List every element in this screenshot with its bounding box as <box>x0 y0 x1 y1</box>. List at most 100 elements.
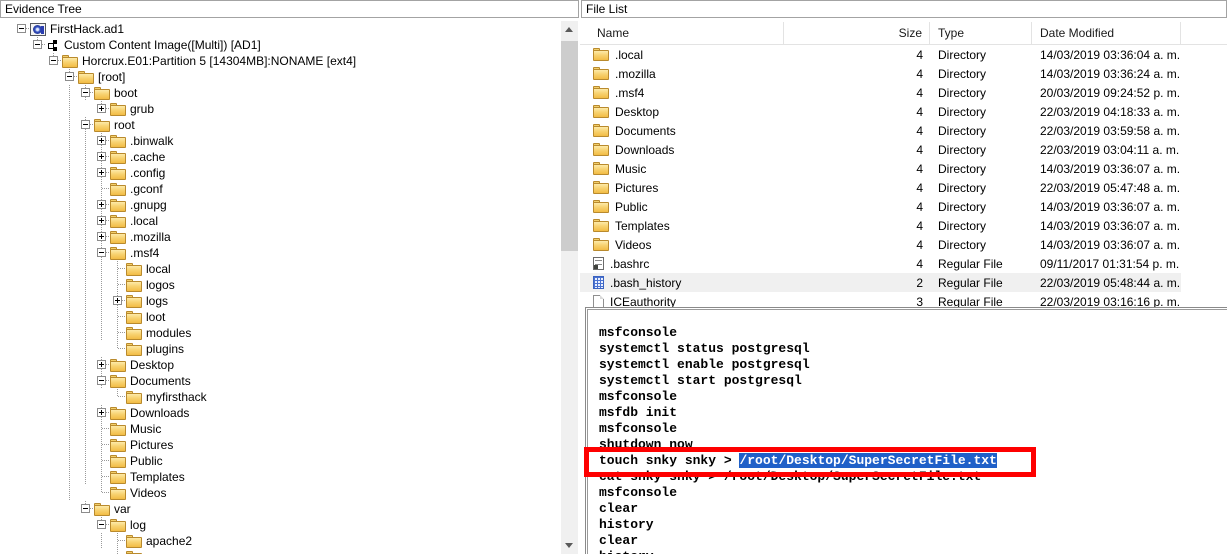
tree-guide <box>30 533 46 549</box>
tree-guide <box>78 181 94 197</box>
file-name: Downloads <box>609 143 674 157</box>
expand-toggle[interactable] <box>97 168 106 177</box>
expand-toggle[interactable] <box>81 120 90 129</box>
column-header-size[interactable]: Size <box>784 22 930 44</box>
expand-toggle[interactable] <box>113 296 122 305</box>
expand-toggle[interactable] <box>81 504 90 513</box>
file-row[interactable]: .msf44Directory20/03/2019 09:24:52 p. m. <box>580 83 1181 102</box>
tree-node[interactable]: .gnupg <box>0 197 558 213</box>
column-header-name[interactable]: Name <box>580 22 784 44</box>
folder-icon <box>593 48 609 61</box>
file-row[interactable]: Pictures4Directory22/03/2019 05:47:48 a.… <box>580 178 1181 197</box>
tree-guide <box>62 389 78 405</box>
file-row[interactable]: Desktop4Directory22/03/2019 04:18:33 a. … <box>580 102 1181 121</box>
folder-icon <box>110 167 126 180</box>
tree-node[interactable] <box>0 549 558 554</box>
expand-toggle[interactable] <box>97 360 106 369</box>
tree-guide <box>46 437 62 453</box>
tree-node[interactable]: Pictures <box>0 437 558 453</box>
tree-node[interactable]: .gconf <box>0 181 558 197</box>
expand-toggle[interactable] <box>97 520 106 529</box>
tree-node-label: .gnupg <box>126 198 167 212</box>
expand-toggle[interactable] <box>97 216 106 225</box>
tree-node[interactable]: logs <box>0 293 558 309</box>
tree-guide <box>14 405 30 421</box>
file-row[interactable]: Downloads4Directory22/03/2019 03:04:11 a… <box>580 140 1181 159</box>
tree-node[interactable]: Public <box>0 453 558 469</box>
tree-node[interactable]: .mozilla <box>0 229 558 245</box>
file-row[interactable]: Public4Directory14/03/2019 03:36:07 a. m… <box>580 197 1181 216</box>
evidence-tree-title: Evidence Tree <box>0 0 579 18</box>
tree-node[interactable]: grub <box>0 101 558 117</box>
expand-toggle[interactable] <box>97 408 106 417</box>
viewer-line: touch snky snky > /root/Desktop/SuperSec… <box>599 453 1227 469</box>
folder-icon <box>593 200 609 213</box>
expand-toggle[interactable] <box>97 104 106 113</box>
tree-node[interactable]: .msf4 <box>0 245 558 261</box>
tree-node[interactable]: logos <box>0 277 558 293</box>
tree-guide <box>94 293 110 309</box>
file-row[interactable]: .local4Directory14/03/2019 03:36:04 a. m… <box>580 45 1181 64</box>
tree-node[interactable]: Documents <box>0 373 558 389</box>
expand-toggle[interactable] <box>97 248 106 257</box>
tree-scrollbar[interactable] <box>561 21 578 554</box>
expand-toggle[interactable] <box>97 232 106 241</box>
scroll-up-icon[interactable] <box>561 21 578 38</box>
tree-node[interactable]: boot <box>0 85 558 101</box>
tree-guide <box>62 245 78 261</box>
file-row[interactable]: .bashrc4Regular File09/11/2017 01:31:54 … <box>580 254 1181 273</box>
tree-node[interactable]: Downloads <box>0 405 558 421</box>
expand-toggle[interactable] <box>97 136 106 145</box>
tree-guide <box>94 325 110 341</box>
expand-toggle[interactable] <box>49 56 58 65</box>
tree-node[interactable]: var <box>0 501 558 517</box>
file-date-modified: 14/03/2019 03:36:07 a. m. <box>1032 200 1181 214</box>
tree-node[interactable]: apache2 <box>0 533 558 549</box>
expand-toggle[interactable] <box>65 72 74 81</box>
expand-toggle[interactable] <box>97 376 106 385</box>
tree-connector <box>94 421 110 437</box>
expand-toggle[interactable] <box>97 200 106 209</box>
tree-node[interactable]: local <box>0 261 558 277</box>
tree-node[interactable]: Desktop <box>0 357 558 373</box>
file-row[interactable]: Videos4Directory14/03/2019 03:36:07 a. m… <box>580 235 1181 254</box>
tree-node[interactable]: root <box>0 117 558 133</box>
tree-node[interactable]: Templates <box>0 469 558 485</box>
tree-node[interactable]: Videos <box>0 485 558 501</box>
tree-guide <box>14 37 30 53</box>
tree-node[interactable]: [root] <box>0 69 558 85</box>
file-row[interactable]: Documents4Directory22/03/2019 03:59:58 a… <box>580 121 1181 140</box>
expand-toggle[interactable] <box>33 40 42 49</box>
expand-toggle[interactable] <box>97 152 106 161</box>
tree-guide <box>30 485 46 501</box>
tree-node[interactable]: Custom Content Image([Multi]) [AD1] <box>0 37 558 53</box>
column-header-type[interactable]: Type <box>930 22 1032 44</box>
tree-node[interactable]: .binwalk <box>0 133 558 149</box>
scrollbar-thumb[interactable] <box>561 41 578 251</box>
tree-node-label: logs <box>142 294 168 308</box>
tree-node[interactable]: loot <box>0 309 558 325</box>
expand-toggle[interactable] <box>81 88 90 97</box>
tree-node[interactable]: .local <box>0 213 558 229</box>
file-row[interactable]: .mozilla4Directory14/03/2019 03:36:24 a.… <box>580 64 1181 83</box>
column-header-date[interactable]: Date Modified <box>1032 22 1181 44</box>
tree-guide <box>78 421 94 437</box>
tree-node[interactable]: .config <box>0 165 558 181</box>
file-row[interactable]: Music4Directory14/03/2019 03:36:07 a. m. <box>580 159 1181 178</box>
tree-node[interactable]: modules <box>0 325 558 341</box>
file-row[interactable]: .bash_history2Regular File22/03/2019 05:… <box>580 273 1181 292</box>
tree-node-label: Templates <box>126 470 185 484</box>
tree-node[interactable]: .cache <box>0 149 558 165</box>
tree-node[interactable]: Horcrux.E01:Partition 5 [14304MB]:NONAME… <box>0 53 558 69</box>
expand-toggle[interactable] <box>17 24 26 33</box>
content-viewer[interactable]: msfconsolesystemctl status postgresqlsys… <box>585 307 1227 554</box>
tree-node[interactable]: myfirsthack <box>0 389 558 405</box>
scroll-down-icon[interactable] <box>561 537 578 554</box>
tree-node[interactable]: plugins <box>0 341 558 357</box>
tree-guide <box>62 325 78 341</box>
tree-guide <box>14 389 30 405</box>
tree-node[interactable]: Music <box>0 421 558 437</box>
file-row[interactable]: Templates4Directory14/03/2019 03:36:07 a… <box>580 216 1181 235</box>
tree-node[interactable]: FirstHack.ad1 <box>0 21 558 37</box>
tree-node[interactable]: log <box>0 517 558 533</box>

#### [JOB]
Output all of the items above again with no changes, and leave the pictures out.

#### [RESULT OF THE EXERCISE]
List every element in this screenshot with its bounding box as <box>x0 y0 x1 y1</box>. List at most 100 elements.
tree-guide <box>30 533 46 549</box>
tree-guide <box>78 181 94 197</box>
file-name: Downloads <box>609 143 674 157</box>
expand-toggle[interactable] <box>97 168 106 177</box>
expand-toggle[interactable] <box>81 120 90 129</box>
column-header-size[interactable]: Size <box>784 22 930 44</box>
expand-toggle[interactable] <box>113 296 122 305</box>
expand-toggle[interactable] <box>81 504 90 513</box>
file-row[interactable]: .msf44Directory20/03/2019 09:24:52 p. m. <box>580 83 1181 102</box>
tree-node[interactable]: .gnupg <box>0 197 558 213</box>
column-header-name[interactable]: Name <box>580 22 784 44</box>
folder-icon <box>593 48 609 61</box>
file-row[interactable]: Pictures4Directory22/03/2019 05:47:48 a.… <box>580 178 1181 197</box>
tree-guide <box>62 389 78 405</box>
file-row[interactable]: Desktop4Directory22/03/2019 04:18:33 a. … <box>580 102 1181 121</box>
folder-icon <box>110 167 126 180</box>
tree-node[interactable] <box>0 549 558 554</box>
expand-toggle[interactable] <box>97 360 106 369</box>
tree-guide <box>46 437 62 453</box>
tree-node[interactable]: Pictures <box>0 437 558 453</box>
tree-node[interactable]: .gconf <box>0 181 558 197</box>
expand-toggle[interactable] <box>97 520 106 529</box>
tree-node-label: .gnupg <box>126 198 167 212</box>
expand-toggle[interactable] <box>97 216 106 225</box>
tree-node[interactable]: logs <box>0 293 558 309</box>
tree-guide <box>14 405 30 421</box>
file-row[interactable]: Downloads4Directory22/03/2019 03:04:11 a… <box>580 140 1181 159</box>
tree-node[interactable]: Public <box>0 453 558 469</box>
tree-node[interactable]: .mozilla <box>0 229 558 245</box>
file-row[interactable]: Public4Directory14/03/2019 03:36:07 a. m… <box>580 197 1181 216</box>
evidence-tree-title: Evidence Tree <box>0 0 579 18</box>
tree-node[interactable]: grub <box>0 101 558 117</box>
expand-toggle[interactable] <box>97 408 106 417</box>
viewer-line: touch snky snky > /root/Desktop/SuperSec… <box>599 453 1227 469</box>
folder-icon <box>593 200 609 213</box>
expand-toggle[interactable] <box>97 104 106 113</box>
tree-node[interactable]: .msf4 <box>0 245 558 261</box>
tree-node[interactable]: logos <box>0 277 558 293</box>
tree-guide <box>94 293 110 309</box>
file-row[interactable]: .local4Directory14/03/2019 03:36:04 a. m… <box>580 45 1181 64</box>
tree-node[interactable]: Documents <box>0 373 558 389</box>
expand-toggle[interactable] <box>97 248 106 257</box>
tree-scrollbar[interactable] <box>561 21 578 554</box>
expand-toggle[interactable] <box>97 232 106 241</box>
scroll-up-icon[interactable] <box>561 21 578 38</box>
tree-node[interactable]: boot <box>0 85 558 101</box>
tree-guide <box>62 245 78 261</box>
file-row[interactable]: .bashrc4Regular File09/11/2017 01:31:54 … <box>580 254 1181 273</box>
tree-node[interactable]: Downloads <box>0 405 558 421</box>
expand-toggle[interactable] <box>97 136 106 145</box>
tree-guide <box>94 325 110 341</box>
expand-toggle[interactable] <box>49 56 58 65</box>
tree-node[interactable]: var <box>0 501 558 517</box>
file-date-modified: 14/03/2019 03:36:07 a. m. <box>1032 200 1181 214</box>
tree-node[interactable]: apache2 <box>0 533 558 549</box>
expand-toggle[interactable] <box>65 72 74 81</box>
expand-toggle[interactable] <box>97 376 106 385</box>
tree-connector <box>94 421 110 437</box>
expand-toggle[interactable] <box>97 200 106 209</box>
tree-node[interactable]: local <box>0 261 558 277</box>
tree-node[interactable]: Desktop <box>0 357 558 373</box>
file-row[interactable]: Videos4Directory14/03/2019 03:36:07 a. m… <box>580 235 1181 254</box>
tree-node[interactable]: root <box>0 117 558 133</box>
tree-node[interactable]: Templates <box>0 469 558 485</box>
tree-node[interactable]: Videos <box>0 485 558 501</box>
tree-guide <box>14 37 30 53</box>
tree-node[interactable]: [root] <box>0 69 558 85</box>
file-row[interactable]: Documents4Directory22/03/2019 03:59:58 a… <box>580 121 1181 140</box>
expand-toggle[interactable] <box>33 40 42 49</box>
expand-toggle[interactable] <box>97 152 106 161</box>
tree-guide <box>30 485 46 501</box>
tree-node[interactable]: Custom Content Image([Multi]) [AD1] <box>0 37 558 53</box>
column-header-type[interactable]: Type <box>930 22 1032 44</box>
tree-node[interactable]: .binwalk <box>0 133 558 149</box>
scrollbar-thumb[interactable] <box>561 41 578 251</box>
tree-node-label: logs <box>142 294 168 308</box>
tree-node[interactable]: loot <box>0 309 558 325</box>
expand-toggle[interactable] <box>81 88 90 97</box>
tree-node[interactable]: .local <box>0 213 558 229</box>
file-row[interactable]: .mozilla4Directory14/03/2019 03:36:24 a.… <box>580 64 1181 83</box>
column-header-date[interactable]: Date Modified <box>1032 22 1181 44</box>
tree-guide <box>78 421 94 437</box>
tree-node[interactable]: .config <box>0 165 558 181</box>
file-row[interactable]: Music4Directory14/03/2019 03:36:07 a. m. <box>580 159 1181 178</box>
tree-node[interactable]: modules <box>0 325 558 341</box>
file-row[interactable]: .bash_history2Regular File22/03/2019 05:… <box>580 273 1181 292</box>
tree-node-label: Templates <box>126 470 185 484</box>
tree-node[interactable]: .cache <box>0 149 558 165</box>
tree-node[interactable]: Horcrux.E01:Partition 5 [14304MB]:NONAME… <box>0 53 558 69</box>
expand-toggle[interactable] <box>17 24 26 33</box>
content-viewer[interactable]: msfconsolesystemctl status postgresqlsys… <box>585 307 1227 554</box>
tree-node[interactable]: myfirsthack <box>0 389 558 405</box>
scroll-down-icon[interactable] <box>561 537 578 554</box>
tree-node[interactable]: plugins <box>0 341 558 357</box>
tree-guide <box>62 325 78 341</box>
tree-guide <box>14 389 30 405</box>
tree-node[interactable]: Music <box>0 421 558 437</box>
file-row[interactable]: Templates4Directory14/03/2019 03:36:07 a… <box>580 216 1181 235</box>
tree-node[interactable]: FirstHack.ad1 <box>0 21 558 37</box>
tree-node[interactable]: log <box>0 517 558 533</box>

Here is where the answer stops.